* _Your task_
Each record below is to be copied word for word, with pictures removed.

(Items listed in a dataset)
_ _ _ _ _

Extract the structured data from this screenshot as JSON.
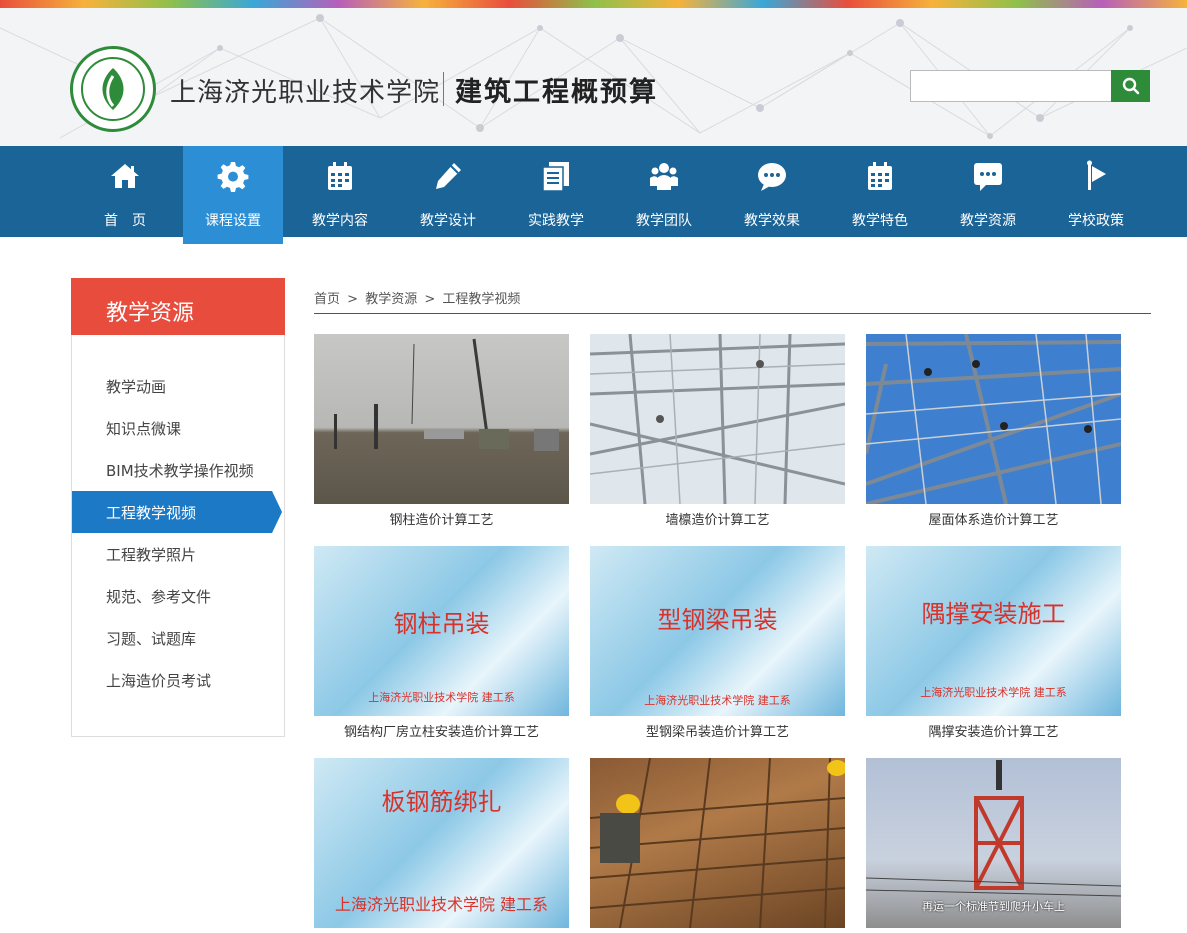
{
  "header": {
    "school_name": "上海济光职业技术学院",
    "course_name": "建筑工程概预算",
    "search": {
      "value": "",
      "placeholder": ""
    },
    "colors": {
      "nav": "#1b6498",
      "nav_active": "#2c8fd6",
      "search_button": "#2e8b3a"
    }
  },
  "nav": {
    "items": [
      {
        "label": "首　页",
        "icon": "home-icon"
      },
      {
        "label": "课程设置",
        "icon": "gear-icon",
        "active": true
      },
      {
        "label": "教学内容",
        "icon": "calendar-icon"
      },
      {
        "label": "教学设计",
        "icon": "pencil-icon"
      },
      {
        "label": "实践教学",
        "icon": "document-icon"
      },
      {
        "label": "教学团队",
        "icon": "team-icon"
      },
      {
        "label": "教学效果",
        "icon": "chat-bubble-icon"
      },
      {
        "label": "教学特色",
        "icon": "calendar-icon"
      },
      {
        "label": "教学资源",
        "icon": "message-icon"
      },
      {
        "label": "学校政策",
        "icon": "flag-icon"
      }
    ]
  },
  "sidebar": {
    "title": "教学资源",
    "items": [
      {
        "label": "教学动画"
      },
      {
        "label": "知识点微课"
      },
      {
        "label": "BIM技术教学操作视频"
      },
      {
        "label": "工程教学视频",
        "active": true
      },
      {
        "label": "工程教学照片"
      },
      {
        "label": "规范、参考文件"
      },
      {
        "label": "习题、试题库"
      },
      {
        "label": "上海造价员考试"
      }
    ],
    "colors": {
      "head": "#e84c3d",
      "active": "#1b79c6"
    }
  },
  "breadcrumb": {
    "home": "首页",
    "sep1": ">",
    "section": "教学资源",
    "sep2": ">",
    "current": "工程教学视频"
  },
  "videos": [
    {
      "caption": "钢柱造价计算工艺"
    },
    {
      "caption": "墙檩造价计算工艺"
    },
    {
      "caption": "屋面体系造价计算工艺"
    },
    {
      "caption": "钢结构厂房立柱安装造价计算工艺",
      "thumb_title": "钢柱吊装",
      "thumb_sub": "上海济光职业技术学院  建工系"
    },
    {
      "caption": "型钢梁吊装造价计算工艺",
      "thumb_title": "型钢梁吊装",
      "thumb_sub": "上海济光职业技术学院  建工系"
    },
    {
      "caption": "隅撑安装造价计算工艺",
      "thumb_title": "隅撑安装施工",
      "thumb_sub": "上海济光职业技术学院  建工系"
    },
    {
      "caption": "",
      "thumb_title": "板钢筋绑扎",
      "thumb_sub": "上海济光职业技术学院 建工系"
    },
    {
      "caption": ""
    },
    {
      "caption": "",
      "thumb_sub": "再运一个标准节到爬升小车上"
    }
  ]
}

_ _ _ _ _

* _Reply_
Extract the structured data from this screenshot as JSON.
{
  "header": {
    "school_name": "上海济光职业技术学院",
    "course_name": "建筑工程概预算",
    "search": {
      "value": "",
      "placeholder": ""
    },
    "colors": {
      "nav": "#1b6498",
      "nav_active": "#2c8fd6",
      "search_button": "#2e8b3a"
    }
  },
  "nav": {
    "items": [
      {
        "label": "首　页",
        "icon": "home-icon"
      },
      {
        "label": "课程设置",
        "icon": "gear-icon",
        "active": true
      },
      {
        "label": "教学内容",
        "icon": "calendar-icon"
      },
      {
        "label": "教学设计",
        "icon": "pencil-icon"
      },
      {
        "label": "实践教学",
        "icon": "document-icon"
      },
      {
        "label": "教学团队",
        "icon": "team-icon"
      },
      {
        "label": "教学效果",
        "icon": "chat-bubble-icon"
      },
      {
        "label": "教学特色",
        "icon": "calendar-icon"
      },
      {
        "label": "教学资源",
        "icon": "message-icon"
      },
      {
        "label": "学校政策",
        "icon": "flag-icon"
      }
    ]
  },
  "sidebar": {
    "title": "教学资源",
    "items": [
      {
        "label": "教学动画"
      },
      {
        "label": "知识点微课"
      },
      {
        "label": "BIM技术教学操作视频"
      },
      {
        "label": "工程教学视频",
        "active": true
      },
      {
        "label": "工程教学照片"
      },
      {
        "label": "规范、参考文件"
      },
      {
        "label": "习题、试题库"
      },
      {
        "label": "上海造价员考试"
      }
    ],
    "colors": {
      "head": "#e84c3d",
      "active": "#1b79c6"
    }
  },
  "breadcrumb": {
    "home": "首页",
    "sep1": ">",
    "section": "教学资源",
    "sep2": ">",
    "current": "工程教学视频"
  },
  "videos": [
    {
      "caption": "钢柱造价计算工艺"
    },
    {
      "caption": "墙檩造价计算工艺"
    },
    {
      "caption": "屋面体系造价计算工艺"
    },
    {
      "caption": "钢结构厂房立柱安装造价计算工艺",
      "thumb_title": "钢柱吊装",
      "thumb_sub": "上海济光职业技术学院  建工系"
    },
    {
      "caption": "型钢梁吊装造价计算工艺",
      "thumb_title": "型钢梁吊装",
      "thumb_sub": "上海济光职业技术学院  建工系"
    },
    {
      "caption": "隅撑安装造价计算工艺",
      "thumb_title": "隅撑安装施工",
      "thumb_sub": "上海济光职业技术学院  建工系"
    },
    {
      "caption": "",
      "thumb_title": "板钢筋绑扎",
      "thumb_sub": "上海济光职业技术学院 建工系"
    },
    {
      "caption": ""
    },
    {
      "caption": "",
      "thumb_sub": "再运一个标准节到爬升小车上"
    }
  ]
}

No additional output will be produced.